WHAT TO WORK ON:
Pull out every line in the data that has the string "following" in it.

☆ ☆ ☆

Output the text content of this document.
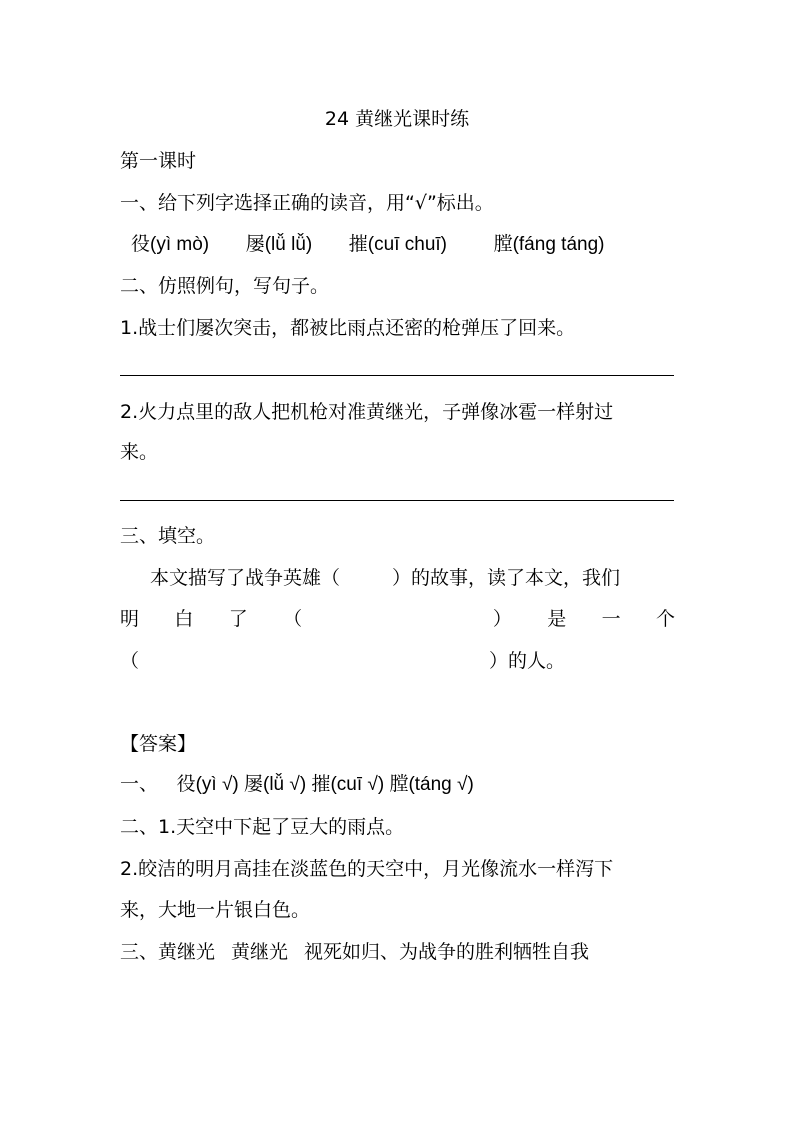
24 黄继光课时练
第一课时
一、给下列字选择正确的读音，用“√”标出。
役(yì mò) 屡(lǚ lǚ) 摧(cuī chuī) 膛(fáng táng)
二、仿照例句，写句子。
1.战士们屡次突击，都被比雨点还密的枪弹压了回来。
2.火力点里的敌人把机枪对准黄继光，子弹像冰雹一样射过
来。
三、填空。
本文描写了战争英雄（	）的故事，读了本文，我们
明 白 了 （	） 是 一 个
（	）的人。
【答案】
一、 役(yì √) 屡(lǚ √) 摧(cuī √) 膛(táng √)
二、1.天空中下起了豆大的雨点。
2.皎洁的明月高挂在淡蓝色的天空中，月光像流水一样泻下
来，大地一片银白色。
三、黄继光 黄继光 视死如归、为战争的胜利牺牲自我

☆ ☆ ☆

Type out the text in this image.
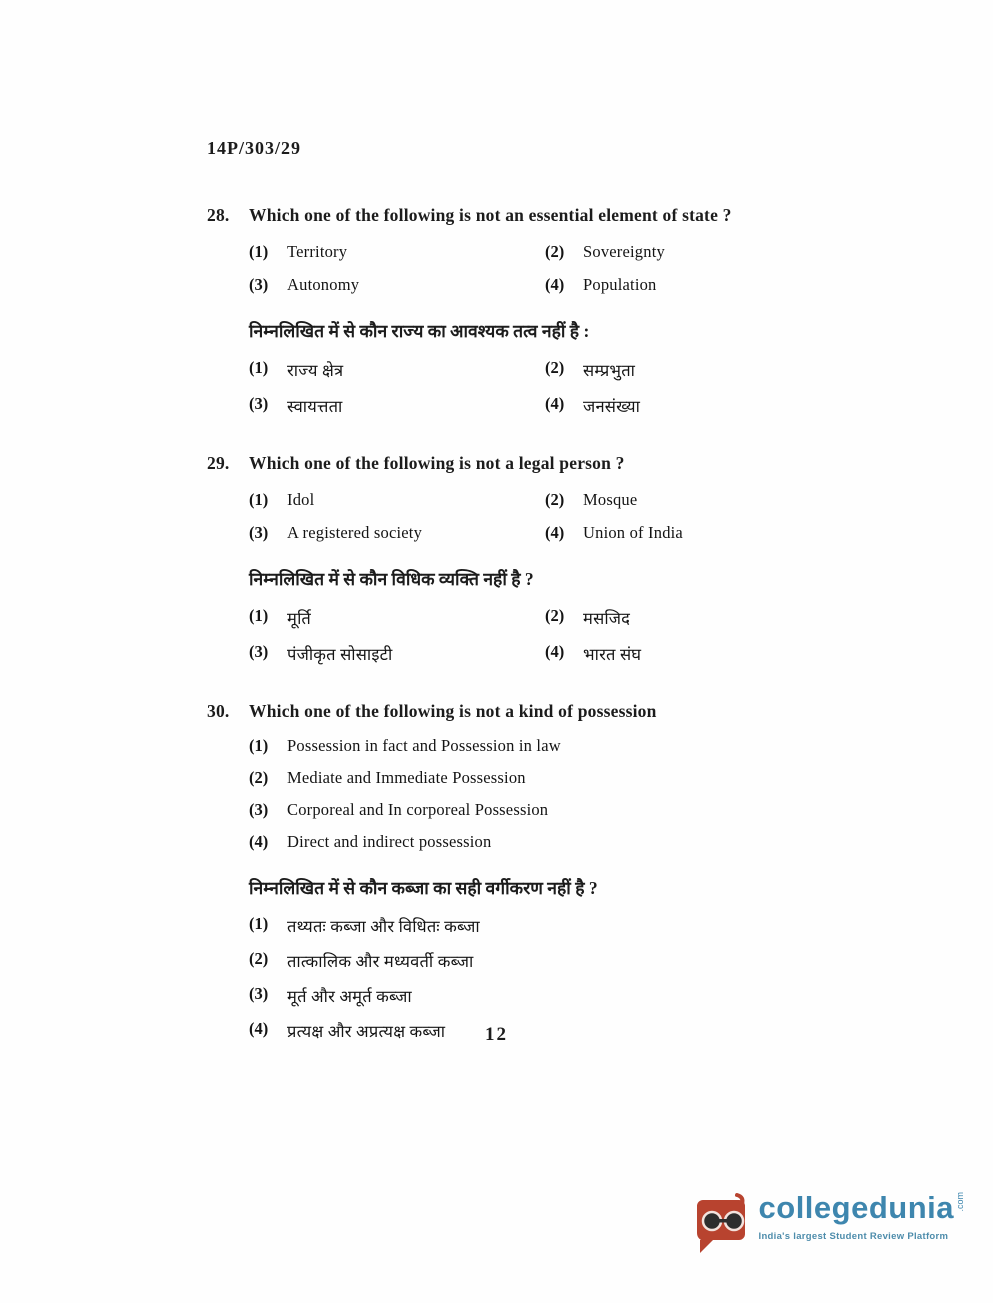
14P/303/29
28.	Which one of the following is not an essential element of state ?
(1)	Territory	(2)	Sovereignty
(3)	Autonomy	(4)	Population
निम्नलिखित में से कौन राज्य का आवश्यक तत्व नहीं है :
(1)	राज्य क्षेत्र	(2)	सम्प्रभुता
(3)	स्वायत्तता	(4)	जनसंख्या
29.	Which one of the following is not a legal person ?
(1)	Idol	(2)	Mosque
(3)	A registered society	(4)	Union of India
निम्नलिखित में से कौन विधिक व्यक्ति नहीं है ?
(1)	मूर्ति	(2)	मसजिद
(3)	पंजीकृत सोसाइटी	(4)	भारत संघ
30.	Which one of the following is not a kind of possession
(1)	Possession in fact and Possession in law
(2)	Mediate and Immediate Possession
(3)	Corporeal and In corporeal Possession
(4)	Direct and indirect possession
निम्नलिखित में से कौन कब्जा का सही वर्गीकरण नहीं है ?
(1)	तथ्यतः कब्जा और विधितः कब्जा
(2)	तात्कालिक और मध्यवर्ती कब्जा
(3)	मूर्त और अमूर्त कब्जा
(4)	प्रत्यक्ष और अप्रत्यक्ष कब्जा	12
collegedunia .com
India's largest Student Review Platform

☆ ☆ ☆

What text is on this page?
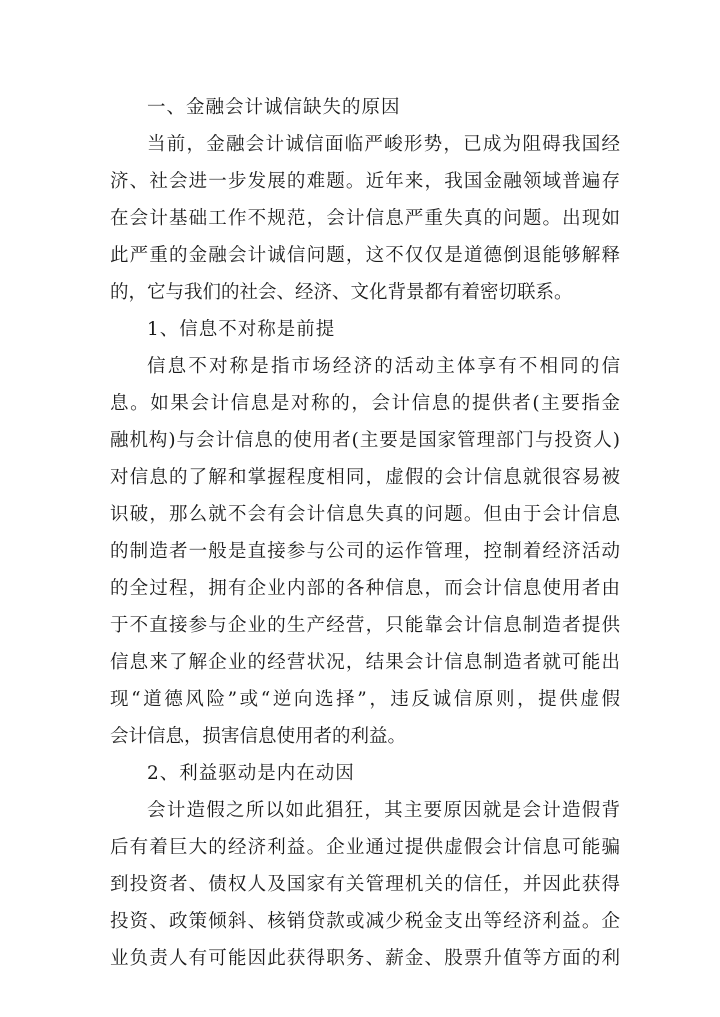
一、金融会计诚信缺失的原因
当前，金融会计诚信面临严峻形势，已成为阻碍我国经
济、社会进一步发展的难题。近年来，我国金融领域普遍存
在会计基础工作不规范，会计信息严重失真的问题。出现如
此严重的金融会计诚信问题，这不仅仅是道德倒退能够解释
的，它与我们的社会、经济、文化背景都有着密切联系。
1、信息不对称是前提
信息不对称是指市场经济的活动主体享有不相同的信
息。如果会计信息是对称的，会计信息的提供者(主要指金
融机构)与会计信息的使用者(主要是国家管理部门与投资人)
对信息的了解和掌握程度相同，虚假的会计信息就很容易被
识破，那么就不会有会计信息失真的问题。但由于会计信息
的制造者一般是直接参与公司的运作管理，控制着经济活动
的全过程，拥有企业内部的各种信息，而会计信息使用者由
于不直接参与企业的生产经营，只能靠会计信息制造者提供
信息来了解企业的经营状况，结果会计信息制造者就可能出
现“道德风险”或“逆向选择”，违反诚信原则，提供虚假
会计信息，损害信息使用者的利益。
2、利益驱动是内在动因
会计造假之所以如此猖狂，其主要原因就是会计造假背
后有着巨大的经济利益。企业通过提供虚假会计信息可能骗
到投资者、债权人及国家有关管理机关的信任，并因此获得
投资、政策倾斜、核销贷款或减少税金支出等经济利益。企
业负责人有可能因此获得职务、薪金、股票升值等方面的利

☆ ☆ ☆

THE ANSWER:
28.	Which one of the following is not an essential element of state ?
29.	Which one of the following is not a legal person ?
30.	Which one of the following is not a kind of possession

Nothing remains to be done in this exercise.